** begin Task input **
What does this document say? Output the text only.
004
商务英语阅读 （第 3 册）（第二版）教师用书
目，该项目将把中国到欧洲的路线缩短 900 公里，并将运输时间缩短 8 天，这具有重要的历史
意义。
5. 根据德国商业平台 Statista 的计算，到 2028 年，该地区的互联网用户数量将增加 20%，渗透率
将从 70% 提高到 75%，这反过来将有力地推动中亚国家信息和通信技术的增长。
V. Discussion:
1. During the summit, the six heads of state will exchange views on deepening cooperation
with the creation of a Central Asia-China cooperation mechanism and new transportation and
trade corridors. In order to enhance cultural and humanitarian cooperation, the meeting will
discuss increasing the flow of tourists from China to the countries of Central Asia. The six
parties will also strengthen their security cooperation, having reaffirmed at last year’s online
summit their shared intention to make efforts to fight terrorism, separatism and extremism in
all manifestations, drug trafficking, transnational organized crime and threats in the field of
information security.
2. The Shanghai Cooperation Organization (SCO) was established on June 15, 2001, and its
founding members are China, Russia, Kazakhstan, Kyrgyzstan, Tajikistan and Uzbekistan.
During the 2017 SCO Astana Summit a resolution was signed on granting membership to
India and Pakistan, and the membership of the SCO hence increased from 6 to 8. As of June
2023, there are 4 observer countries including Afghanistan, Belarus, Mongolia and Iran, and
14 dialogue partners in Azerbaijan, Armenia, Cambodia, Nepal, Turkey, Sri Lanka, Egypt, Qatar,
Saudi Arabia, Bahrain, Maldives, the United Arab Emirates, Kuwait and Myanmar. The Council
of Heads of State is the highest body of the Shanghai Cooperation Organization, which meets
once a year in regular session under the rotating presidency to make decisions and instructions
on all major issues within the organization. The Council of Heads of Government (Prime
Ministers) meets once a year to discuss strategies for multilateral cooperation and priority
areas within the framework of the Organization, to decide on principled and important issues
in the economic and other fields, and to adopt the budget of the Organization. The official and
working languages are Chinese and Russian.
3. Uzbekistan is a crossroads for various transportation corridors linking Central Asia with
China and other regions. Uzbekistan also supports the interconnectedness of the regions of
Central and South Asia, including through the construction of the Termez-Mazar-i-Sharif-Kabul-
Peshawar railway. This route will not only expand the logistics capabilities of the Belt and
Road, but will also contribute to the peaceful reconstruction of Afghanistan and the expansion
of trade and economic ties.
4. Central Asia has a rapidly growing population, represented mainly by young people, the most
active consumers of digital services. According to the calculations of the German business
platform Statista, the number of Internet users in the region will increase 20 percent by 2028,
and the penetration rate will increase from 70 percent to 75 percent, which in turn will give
** end Task input **
Find the lines holding "trade" and list every one.

## Solution
trade corridors. In order to enhance cultural and humanitarian cooperation, the meeting will
of trade and economic ties.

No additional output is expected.